__Document passage__
__________________________________________________

Blacks May Suffer in Immigration Reform


Black immigrants and others stand to lose if the United States’ system of family-based visas is changed, according to religious and immigration reform activists.

As the nation eagerly awaits legislative language on comprehensive immigration reform, which could be released any time now, early indications suggest possible reductions in visas available to foreign-born family members of U.S. citizens. Some in the faith community are bristling to take on that fight.

Speaking on CNN’s “State of the Union” on March 31, Gang of Eight member Sen. Lindsay Graham, R-S.C., said a key goal of the legislation would be to “turn our chain migration family-based immigration system into a merit-based, [economic-based] immigration system with a family component.”

But religious and other pro-reform groups say the alleged proposal, which could seek to reduce or eliminate family-based visas available to the siblings and to the married adult children of U.S. citizens, would break up families and destabilize networks that support the success of new immigrants.

“To depend on immigrants for some of the hardest work in this country and then to deny them the opportunity to be reunited with their families is nothing less than a sin,” said Bishop Minerva Carcaño, resident bishop of the United Methodist Church, Los Angeles Conference, during an April 3 media call with reporters, which was hosted by the Faith in Action coalition.

“To deny people the right to reunite with their families is an act of violence against the family unit,” Church World Service President/CEO Rev. John McCullough told the {AFRO}. He added, “We believe family unity is at the core of any society, so whatever debate is being had, has to take that into consideration.”

But the forthcoming bill seems to be focused more on how immigration policy can boost the economy, as Graham’s statement indicated. And reducing family-based visas will make room for more visas based on employment, proponents say. Most new legal permanent residents in the U.S. gain their status through family ties, according to Department of Homeland Security statistics. In 2011, for example, 65 percent of the more than 1 million new legal permanent residents were granted their green card based on a family relationship with a U.S. citizen or resident.

__________________________________________________

__Given data__
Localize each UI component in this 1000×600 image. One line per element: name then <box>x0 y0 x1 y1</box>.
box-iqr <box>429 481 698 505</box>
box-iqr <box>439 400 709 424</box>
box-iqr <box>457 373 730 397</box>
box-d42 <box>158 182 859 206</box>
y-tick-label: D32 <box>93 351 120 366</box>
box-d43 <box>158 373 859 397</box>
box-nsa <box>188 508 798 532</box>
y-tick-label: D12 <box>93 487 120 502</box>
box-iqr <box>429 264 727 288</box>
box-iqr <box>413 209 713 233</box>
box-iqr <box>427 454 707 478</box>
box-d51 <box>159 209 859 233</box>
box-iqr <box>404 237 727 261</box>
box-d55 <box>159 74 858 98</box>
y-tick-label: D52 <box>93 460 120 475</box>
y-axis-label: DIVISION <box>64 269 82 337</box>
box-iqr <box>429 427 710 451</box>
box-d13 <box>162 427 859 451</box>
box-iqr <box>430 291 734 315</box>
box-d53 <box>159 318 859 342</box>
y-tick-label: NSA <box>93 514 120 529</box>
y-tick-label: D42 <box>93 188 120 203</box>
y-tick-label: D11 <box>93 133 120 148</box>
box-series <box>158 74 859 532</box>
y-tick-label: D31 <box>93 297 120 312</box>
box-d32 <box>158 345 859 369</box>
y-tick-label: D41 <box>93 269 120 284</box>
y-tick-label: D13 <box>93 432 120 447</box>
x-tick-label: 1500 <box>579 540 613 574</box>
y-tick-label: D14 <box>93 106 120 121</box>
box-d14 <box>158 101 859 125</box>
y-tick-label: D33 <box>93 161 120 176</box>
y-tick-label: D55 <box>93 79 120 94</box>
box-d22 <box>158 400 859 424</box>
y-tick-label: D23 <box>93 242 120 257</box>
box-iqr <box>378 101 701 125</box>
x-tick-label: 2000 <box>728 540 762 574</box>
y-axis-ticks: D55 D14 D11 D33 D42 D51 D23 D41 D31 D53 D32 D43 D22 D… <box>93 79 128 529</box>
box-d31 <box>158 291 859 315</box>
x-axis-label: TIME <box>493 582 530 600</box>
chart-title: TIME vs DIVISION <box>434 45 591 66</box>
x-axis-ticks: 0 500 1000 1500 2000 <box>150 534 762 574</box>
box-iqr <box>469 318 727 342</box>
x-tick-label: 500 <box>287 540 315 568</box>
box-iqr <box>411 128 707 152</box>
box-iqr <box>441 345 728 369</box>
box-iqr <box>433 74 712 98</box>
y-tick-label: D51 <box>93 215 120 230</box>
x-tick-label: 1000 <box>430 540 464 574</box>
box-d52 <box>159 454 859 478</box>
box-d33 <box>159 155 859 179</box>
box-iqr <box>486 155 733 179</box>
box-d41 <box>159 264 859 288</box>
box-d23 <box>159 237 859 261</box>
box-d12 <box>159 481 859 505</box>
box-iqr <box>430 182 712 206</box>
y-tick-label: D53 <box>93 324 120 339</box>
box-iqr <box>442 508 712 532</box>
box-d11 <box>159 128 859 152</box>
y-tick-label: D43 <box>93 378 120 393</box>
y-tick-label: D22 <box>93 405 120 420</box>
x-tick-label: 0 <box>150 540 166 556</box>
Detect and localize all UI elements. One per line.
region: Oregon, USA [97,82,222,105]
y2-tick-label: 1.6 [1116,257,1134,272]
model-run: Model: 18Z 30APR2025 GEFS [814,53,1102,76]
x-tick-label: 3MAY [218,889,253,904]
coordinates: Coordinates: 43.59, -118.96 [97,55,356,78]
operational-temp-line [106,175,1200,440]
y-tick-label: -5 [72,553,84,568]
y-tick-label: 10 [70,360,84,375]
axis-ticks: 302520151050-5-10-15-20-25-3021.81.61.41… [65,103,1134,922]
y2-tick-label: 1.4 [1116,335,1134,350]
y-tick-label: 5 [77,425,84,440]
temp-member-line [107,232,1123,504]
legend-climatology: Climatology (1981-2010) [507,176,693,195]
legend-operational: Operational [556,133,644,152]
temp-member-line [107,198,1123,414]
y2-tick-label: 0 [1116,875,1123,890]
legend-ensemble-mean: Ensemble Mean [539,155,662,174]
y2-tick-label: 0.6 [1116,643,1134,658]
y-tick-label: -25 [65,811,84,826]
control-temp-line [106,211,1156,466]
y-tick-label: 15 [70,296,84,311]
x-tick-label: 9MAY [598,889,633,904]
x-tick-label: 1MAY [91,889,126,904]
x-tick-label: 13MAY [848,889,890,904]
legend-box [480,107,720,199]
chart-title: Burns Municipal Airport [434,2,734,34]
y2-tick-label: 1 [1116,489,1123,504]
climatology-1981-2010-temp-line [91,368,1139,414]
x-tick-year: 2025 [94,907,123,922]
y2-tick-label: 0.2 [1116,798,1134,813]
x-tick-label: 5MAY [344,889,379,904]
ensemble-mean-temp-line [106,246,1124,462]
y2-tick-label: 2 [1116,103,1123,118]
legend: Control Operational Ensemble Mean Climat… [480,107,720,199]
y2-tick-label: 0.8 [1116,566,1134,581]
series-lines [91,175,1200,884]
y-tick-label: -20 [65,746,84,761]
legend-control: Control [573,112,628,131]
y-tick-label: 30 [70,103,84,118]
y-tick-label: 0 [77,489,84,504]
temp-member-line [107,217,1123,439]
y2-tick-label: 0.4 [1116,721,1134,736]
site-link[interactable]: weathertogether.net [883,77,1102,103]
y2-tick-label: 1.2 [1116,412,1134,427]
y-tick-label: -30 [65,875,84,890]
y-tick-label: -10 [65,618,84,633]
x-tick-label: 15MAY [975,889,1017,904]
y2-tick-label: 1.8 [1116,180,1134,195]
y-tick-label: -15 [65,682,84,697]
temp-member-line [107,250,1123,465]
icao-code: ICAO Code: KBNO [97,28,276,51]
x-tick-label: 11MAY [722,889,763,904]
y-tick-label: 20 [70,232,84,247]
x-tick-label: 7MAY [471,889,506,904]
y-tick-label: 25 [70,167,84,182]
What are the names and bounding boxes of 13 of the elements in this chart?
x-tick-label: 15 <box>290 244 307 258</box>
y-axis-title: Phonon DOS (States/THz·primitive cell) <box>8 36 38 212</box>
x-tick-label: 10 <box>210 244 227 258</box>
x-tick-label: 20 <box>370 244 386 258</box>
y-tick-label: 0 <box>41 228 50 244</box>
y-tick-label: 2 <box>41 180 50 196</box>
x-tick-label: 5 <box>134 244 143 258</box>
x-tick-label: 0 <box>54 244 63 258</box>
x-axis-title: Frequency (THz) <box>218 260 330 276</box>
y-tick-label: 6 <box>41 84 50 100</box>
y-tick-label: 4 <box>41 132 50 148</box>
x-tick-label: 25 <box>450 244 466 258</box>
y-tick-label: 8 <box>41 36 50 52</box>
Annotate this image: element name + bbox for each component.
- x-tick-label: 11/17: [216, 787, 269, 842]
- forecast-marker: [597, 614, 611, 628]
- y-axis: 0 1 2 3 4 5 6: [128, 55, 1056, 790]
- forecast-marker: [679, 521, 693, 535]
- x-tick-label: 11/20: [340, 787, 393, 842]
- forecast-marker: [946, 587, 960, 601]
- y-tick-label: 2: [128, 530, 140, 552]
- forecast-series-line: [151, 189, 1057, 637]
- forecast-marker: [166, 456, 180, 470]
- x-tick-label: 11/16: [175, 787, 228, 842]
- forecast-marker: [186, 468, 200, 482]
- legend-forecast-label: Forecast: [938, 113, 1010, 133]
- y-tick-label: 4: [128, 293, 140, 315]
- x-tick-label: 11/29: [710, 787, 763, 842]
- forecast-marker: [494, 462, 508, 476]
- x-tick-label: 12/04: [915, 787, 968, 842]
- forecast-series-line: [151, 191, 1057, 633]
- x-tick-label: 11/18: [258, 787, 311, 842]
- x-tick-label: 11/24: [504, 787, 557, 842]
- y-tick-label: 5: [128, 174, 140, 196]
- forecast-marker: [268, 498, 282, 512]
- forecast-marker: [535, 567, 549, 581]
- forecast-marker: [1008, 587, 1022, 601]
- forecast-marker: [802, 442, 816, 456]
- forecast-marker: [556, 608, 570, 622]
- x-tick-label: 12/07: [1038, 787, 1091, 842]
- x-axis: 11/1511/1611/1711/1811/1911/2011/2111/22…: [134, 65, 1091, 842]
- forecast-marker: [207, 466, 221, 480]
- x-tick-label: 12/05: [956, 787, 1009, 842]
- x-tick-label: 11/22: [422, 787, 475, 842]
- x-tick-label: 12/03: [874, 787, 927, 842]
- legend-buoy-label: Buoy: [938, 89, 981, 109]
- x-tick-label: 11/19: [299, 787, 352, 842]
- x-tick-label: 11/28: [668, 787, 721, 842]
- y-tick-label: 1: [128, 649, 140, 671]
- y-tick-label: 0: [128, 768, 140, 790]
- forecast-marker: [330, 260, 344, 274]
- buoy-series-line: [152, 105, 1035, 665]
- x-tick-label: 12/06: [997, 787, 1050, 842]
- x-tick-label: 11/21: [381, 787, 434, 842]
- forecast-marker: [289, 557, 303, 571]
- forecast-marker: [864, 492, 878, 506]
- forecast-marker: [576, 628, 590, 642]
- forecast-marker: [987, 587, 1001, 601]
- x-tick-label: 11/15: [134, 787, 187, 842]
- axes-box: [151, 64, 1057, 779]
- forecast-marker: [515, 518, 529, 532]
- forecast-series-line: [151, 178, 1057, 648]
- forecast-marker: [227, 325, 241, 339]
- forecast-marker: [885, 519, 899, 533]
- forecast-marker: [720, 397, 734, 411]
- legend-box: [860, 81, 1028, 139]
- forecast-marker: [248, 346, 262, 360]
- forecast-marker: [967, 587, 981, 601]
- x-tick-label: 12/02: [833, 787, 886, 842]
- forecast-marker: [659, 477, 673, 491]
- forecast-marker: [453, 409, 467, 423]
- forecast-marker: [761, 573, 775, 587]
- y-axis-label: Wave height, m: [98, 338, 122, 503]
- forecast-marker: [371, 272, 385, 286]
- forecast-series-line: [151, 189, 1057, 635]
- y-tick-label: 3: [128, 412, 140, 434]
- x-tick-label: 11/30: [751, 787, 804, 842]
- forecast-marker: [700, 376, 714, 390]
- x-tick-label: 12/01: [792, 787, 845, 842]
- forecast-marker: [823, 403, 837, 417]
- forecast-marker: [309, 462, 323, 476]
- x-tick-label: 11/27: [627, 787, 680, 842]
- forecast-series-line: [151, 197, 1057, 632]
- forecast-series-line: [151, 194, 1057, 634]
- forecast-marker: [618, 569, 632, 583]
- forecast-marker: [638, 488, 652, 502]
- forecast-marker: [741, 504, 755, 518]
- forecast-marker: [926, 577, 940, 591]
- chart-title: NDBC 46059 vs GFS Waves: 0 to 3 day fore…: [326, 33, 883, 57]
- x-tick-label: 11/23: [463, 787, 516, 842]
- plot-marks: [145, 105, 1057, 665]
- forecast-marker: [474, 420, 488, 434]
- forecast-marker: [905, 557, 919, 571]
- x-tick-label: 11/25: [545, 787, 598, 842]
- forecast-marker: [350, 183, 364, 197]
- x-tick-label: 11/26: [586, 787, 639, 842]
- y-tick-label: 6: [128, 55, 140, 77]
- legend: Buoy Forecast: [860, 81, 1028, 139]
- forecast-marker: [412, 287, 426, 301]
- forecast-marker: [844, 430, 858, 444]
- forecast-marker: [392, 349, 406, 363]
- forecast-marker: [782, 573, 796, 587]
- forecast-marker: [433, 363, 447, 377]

__________________________________________________

__Directive 1__
According to the immigration reform article, what percentage of new legal permanent residents in 2011 received their green card based on a family relationship with a U.S. citizen or resident?
__Directive 2__
Reproduce the stretch of the immigration reform article from "But religious and" through "of new immigrants.".

__Final result 1__
65 percent

__Final result 2__
But religious and other pro-reform groups say the alleged proposal, which could seek to reduce or eliminate family-based visas available to the siblings and to the married adult children of U.S. citizens, would break up families and destabilize networks that support the success of new immigrants.